- What is required: Pick out each line in these entries that contains the string "this".

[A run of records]
────

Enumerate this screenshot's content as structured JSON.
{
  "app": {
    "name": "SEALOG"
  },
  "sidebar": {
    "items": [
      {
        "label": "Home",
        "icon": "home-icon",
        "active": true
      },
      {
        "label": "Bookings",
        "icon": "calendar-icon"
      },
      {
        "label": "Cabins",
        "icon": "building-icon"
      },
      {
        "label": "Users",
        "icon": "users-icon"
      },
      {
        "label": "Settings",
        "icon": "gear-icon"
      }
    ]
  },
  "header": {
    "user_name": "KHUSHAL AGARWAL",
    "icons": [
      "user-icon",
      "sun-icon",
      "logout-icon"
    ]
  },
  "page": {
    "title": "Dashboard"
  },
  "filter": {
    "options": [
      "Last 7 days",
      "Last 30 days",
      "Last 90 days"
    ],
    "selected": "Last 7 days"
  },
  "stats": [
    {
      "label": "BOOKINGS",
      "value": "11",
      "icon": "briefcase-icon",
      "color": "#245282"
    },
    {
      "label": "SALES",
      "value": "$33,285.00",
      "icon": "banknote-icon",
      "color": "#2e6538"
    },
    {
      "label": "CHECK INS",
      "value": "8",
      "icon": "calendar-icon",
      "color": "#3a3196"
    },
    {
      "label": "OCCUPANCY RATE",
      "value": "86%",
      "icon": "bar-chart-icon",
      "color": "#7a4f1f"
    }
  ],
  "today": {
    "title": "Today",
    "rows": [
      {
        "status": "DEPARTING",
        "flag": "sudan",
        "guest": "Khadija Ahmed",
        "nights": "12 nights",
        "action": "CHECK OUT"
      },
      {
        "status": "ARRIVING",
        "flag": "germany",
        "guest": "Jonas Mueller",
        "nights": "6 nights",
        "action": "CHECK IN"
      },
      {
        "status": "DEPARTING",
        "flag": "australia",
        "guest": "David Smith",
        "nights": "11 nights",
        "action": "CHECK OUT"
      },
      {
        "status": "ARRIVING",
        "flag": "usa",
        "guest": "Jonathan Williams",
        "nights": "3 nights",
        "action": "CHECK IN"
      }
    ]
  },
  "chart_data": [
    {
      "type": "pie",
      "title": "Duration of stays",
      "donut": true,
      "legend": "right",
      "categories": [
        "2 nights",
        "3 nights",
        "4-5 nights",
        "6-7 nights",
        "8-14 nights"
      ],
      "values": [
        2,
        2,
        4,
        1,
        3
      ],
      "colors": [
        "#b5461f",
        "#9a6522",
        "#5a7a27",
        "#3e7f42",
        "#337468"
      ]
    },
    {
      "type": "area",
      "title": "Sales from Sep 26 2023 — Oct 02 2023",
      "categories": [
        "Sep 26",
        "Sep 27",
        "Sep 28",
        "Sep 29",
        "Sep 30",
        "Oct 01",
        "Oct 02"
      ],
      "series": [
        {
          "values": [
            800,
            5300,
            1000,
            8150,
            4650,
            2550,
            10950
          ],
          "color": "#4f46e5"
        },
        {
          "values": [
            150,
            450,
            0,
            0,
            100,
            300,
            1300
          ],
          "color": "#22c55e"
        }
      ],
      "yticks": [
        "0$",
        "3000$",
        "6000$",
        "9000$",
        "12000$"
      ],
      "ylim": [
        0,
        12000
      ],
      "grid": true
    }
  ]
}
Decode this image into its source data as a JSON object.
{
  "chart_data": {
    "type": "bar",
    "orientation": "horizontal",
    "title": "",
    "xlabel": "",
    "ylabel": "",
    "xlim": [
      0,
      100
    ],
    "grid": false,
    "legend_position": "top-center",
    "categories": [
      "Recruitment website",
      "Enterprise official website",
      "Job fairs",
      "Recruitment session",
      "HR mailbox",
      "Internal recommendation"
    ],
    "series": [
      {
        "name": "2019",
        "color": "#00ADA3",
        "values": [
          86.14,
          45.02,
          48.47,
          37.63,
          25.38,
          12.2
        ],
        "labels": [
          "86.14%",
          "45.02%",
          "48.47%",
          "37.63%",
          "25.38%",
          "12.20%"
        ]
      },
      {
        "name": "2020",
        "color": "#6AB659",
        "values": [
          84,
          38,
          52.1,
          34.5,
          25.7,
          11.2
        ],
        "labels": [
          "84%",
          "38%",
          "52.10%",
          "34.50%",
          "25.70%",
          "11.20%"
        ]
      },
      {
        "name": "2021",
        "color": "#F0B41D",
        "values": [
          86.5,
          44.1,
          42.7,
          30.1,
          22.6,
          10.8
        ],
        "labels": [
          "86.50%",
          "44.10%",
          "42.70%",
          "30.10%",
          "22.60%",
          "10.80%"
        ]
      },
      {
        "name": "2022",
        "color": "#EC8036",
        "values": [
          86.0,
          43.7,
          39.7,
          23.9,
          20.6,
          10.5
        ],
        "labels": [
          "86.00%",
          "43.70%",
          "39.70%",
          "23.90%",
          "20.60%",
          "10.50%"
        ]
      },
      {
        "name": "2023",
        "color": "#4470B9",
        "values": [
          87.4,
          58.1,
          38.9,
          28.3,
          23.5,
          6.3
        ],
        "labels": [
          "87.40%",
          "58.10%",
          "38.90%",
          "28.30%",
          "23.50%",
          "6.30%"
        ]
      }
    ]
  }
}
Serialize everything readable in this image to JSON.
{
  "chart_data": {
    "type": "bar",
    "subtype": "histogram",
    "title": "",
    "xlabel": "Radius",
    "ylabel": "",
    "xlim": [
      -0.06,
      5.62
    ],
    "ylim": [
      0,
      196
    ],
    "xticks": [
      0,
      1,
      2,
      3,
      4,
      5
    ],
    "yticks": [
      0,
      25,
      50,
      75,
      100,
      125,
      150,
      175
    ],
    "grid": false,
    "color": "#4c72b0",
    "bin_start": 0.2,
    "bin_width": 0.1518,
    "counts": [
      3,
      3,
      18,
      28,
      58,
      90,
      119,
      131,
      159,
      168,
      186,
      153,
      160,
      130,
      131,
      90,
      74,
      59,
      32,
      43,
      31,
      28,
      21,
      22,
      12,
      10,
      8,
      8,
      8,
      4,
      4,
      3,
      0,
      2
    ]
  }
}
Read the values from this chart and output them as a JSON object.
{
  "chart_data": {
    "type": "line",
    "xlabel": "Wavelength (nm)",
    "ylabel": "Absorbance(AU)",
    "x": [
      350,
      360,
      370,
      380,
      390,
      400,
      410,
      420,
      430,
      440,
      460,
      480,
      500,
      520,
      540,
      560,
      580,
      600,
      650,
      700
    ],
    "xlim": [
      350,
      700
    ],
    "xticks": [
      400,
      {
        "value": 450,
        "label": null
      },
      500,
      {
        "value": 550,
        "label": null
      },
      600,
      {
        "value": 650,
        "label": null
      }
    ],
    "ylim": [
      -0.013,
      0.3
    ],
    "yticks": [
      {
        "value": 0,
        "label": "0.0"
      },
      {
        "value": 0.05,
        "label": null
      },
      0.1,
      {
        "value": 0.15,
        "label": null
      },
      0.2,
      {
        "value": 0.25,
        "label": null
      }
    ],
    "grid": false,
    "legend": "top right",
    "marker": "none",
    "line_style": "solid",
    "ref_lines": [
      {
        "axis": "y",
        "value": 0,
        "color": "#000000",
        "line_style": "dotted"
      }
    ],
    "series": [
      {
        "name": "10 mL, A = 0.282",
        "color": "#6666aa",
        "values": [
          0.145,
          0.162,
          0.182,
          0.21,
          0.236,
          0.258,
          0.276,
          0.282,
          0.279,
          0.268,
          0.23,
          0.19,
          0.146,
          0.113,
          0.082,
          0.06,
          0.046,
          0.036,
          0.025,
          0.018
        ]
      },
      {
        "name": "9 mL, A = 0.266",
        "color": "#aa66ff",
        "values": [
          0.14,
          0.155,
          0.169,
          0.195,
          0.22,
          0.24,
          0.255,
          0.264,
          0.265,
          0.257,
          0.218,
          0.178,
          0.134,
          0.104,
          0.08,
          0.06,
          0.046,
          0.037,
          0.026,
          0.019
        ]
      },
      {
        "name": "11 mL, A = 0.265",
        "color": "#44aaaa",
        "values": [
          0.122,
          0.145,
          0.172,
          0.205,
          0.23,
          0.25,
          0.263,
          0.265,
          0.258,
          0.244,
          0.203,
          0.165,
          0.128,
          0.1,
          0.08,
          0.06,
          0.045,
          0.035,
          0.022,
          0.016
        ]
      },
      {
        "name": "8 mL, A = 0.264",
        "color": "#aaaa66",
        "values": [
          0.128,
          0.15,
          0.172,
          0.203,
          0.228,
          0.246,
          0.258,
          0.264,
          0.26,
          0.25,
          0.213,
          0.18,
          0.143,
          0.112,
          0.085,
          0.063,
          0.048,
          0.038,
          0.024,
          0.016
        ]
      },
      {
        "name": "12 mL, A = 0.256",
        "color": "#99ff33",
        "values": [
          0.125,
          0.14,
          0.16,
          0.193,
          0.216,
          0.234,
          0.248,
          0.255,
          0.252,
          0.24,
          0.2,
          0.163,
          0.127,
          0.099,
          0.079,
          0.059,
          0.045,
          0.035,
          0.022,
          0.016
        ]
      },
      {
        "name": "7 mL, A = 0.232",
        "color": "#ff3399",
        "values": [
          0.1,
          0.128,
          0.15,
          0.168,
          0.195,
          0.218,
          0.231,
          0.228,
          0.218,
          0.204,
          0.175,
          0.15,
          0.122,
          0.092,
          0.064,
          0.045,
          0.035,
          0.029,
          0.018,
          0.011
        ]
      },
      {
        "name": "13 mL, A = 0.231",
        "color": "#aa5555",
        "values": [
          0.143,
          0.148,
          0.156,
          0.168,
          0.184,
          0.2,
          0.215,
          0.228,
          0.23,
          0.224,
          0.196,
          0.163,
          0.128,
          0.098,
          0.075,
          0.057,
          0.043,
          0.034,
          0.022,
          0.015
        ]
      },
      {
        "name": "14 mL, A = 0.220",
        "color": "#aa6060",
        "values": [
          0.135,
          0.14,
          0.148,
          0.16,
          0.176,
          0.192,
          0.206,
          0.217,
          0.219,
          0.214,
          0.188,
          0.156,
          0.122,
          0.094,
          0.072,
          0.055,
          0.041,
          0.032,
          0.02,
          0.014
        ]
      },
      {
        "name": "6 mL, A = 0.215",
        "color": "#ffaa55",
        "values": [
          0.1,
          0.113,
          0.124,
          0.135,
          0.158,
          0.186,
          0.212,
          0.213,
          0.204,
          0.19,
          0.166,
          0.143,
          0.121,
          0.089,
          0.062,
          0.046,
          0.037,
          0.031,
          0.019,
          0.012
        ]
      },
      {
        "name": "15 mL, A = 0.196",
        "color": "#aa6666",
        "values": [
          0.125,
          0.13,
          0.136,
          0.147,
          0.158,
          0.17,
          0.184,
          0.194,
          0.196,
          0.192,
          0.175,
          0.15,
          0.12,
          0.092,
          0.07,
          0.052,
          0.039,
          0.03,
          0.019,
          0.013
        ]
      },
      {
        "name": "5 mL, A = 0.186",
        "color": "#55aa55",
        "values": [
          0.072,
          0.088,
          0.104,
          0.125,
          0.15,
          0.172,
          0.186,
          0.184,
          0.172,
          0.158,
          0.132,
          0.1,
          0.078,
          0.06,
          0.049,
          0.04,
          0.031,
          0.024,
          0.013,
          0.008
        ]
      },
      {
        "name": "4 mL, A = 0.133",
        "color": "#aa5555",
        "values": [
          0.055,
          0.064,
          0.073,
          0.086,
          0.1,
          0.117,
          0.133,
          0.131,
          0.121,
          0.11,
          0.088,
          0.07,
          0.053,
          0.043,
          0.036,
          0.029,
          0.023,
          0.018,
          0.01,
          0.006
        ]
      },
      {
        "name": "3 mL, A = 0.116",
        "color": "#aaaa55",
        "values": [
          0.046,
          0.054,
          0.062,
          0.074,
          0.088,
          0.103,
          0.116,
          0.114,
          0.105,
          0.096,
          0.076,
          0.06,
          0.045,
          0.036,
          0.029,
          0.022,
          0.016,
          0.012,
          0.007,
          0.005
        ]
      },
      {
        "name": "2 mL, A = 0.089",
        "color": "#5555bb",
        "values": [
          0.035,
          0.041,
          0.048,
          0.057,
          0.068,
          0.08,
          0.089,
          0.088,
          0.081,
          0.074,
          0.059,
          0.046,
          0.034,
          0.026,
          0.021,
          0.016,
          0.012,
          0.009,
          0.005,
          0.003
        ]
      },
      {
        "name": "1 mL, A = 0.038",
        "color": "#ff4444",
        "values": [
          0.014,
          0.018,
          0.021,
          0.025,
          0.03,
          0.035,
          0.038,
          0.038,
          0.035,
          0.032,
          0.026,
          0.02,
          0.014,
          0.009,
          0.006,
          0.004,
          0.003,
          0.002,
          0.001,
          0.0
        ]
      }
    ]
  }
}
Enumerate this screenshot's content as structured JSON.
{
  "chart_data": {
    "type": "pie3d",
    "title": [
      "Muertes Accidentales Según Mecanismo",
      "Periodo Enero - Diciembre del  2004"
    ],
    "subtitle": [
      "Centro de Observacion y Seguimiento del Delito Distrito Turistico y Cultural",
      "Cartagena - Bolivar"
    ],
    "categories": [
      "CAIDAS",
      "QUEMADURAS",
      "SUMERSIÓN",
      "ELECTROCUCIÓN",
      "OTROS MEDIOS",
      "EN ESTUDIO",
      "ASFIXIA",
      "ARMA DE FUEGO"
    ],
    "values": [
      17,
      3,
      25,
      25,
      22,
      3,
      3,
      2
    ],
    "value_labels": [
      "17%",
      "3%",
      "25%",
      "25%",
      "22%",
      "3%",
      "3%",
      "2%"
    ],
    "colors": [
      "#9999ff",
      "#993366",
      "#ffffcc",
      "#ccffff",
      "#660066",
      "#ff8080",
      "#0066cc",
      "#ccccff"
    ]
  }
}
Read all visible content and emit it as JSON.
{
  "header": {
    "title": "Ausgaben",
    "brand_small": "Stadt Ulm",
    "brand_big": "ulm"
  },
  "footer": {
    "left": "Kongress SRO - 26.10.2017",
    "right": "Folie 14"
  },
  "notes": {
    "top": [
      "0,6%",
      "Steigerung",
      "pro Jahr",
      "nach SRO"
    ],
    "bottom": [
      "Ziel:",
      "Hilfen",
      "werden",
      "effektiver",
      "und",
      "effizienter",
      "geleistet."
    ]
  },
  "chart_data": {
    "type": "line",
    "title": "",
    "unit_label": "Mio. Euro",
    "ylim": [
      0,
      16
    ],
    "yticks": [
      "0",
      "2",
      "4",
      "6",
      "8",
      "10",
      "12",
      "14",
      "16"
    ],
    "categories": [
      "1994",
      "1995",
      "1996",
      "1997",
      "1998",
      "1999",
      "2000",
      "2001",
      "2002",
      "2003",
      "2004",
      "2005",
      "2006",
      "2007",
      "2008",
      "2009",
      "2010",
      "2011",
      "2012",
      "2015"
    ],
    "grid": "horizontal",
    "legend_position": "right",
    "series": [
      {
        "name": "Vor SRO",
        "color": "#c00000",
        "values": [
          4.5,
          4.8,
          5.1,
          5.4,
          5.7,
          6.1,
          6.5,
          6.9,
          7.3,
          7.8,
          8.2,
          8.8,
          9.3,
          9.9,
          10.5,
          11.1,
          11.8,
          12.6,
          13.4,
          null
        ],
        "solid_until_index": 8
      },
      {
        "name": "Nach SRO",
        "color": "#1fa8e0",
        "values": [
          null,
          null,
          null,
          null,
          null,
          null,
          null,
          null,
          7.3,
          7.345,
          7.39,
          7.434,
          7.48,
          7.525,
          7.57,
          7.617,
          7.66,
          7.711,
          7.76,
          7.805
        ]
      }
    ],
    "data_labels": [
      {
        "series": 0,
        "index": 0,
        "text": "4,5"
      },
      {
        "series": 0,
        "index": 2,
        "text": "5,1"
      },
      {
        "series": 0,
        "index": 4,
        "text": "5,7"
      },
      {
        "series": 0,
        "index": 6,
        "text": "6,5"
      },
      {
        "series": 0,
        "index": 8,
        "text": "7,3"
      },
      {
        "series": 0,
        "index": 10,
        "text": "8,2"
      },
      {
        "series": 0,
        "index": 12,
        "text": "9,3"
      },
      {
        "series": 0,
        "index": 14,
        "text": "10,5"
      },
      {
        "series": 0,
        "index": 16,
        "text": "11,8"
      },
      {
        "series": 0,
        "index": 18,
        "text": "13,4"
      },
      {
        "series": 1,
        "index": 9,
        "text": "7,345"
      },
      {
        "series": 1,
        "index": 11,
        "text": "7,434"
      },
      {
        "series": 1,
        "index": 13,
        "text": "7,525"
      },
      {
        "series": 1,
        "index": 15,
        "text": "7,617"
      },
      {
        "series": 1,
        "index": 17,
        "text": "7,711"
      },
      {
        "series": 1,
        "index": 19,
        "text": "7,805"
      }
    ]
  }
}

────

- Reply to the exercise:
Enumerate this screenshot's content as structured JSON.
Decode this image into its source data as a JSON object.
Serialize everything readable in this image to JSON.
Read the values from this chart and output them as a JSON object.
Enumerate this screenshot's content as structured JSON.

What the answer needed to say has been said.